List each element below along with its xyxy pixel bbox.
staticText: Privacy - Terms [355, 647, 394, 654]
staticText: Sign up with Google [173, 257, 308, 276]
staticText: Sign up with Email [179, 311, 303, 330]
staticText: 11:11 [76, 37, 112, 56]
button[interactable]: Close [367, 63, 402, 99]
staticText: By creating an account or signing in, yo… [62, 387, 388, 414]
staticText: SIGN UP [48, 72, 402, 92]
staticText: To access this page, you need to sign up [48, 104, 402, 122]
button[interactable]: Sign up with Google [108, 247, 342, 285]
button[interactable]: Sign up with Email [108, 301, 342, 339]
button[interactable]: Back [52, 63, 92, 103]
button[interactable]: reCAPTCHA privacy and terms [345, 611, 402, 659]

- - - - -

__SET PROBLEM__
Turn the lines of the records above into a numbered list, leaving out any blank lines.

__RESPONSE__
1. List each element below along with its xyxy pixel bbox.
2. staticText: Privacy - Terms [355, 647, 394, 654]
3. staticText: Sign up with Google [173, 257, 308, 276]
4. staticText: Sign up with Email [179, 311, 303, 330]
5. staticText: 11:11 [76, 37, 112, 56]
6. button[interactable]: Close [367, 63, 402, 99]
7. staticText: By creating an account or signing in, yo… [62, 387, 388, 414]
8. staticText: SIGN UP [48, 72, 402, 92]
9. staticText: To access this page, you need to sign up [48, 104, 402, 122]
10. button[interactable]: Sign up with Google [108, 247, 342, 285]
11. button[interactable]: Sign up with Email [108, 301, 342, 339]
12. button[interactable]: Back [52, 63, 92, 103]
13. button[interactable]: reCAPTCHA privacy and terms [345, 611, 402, 659]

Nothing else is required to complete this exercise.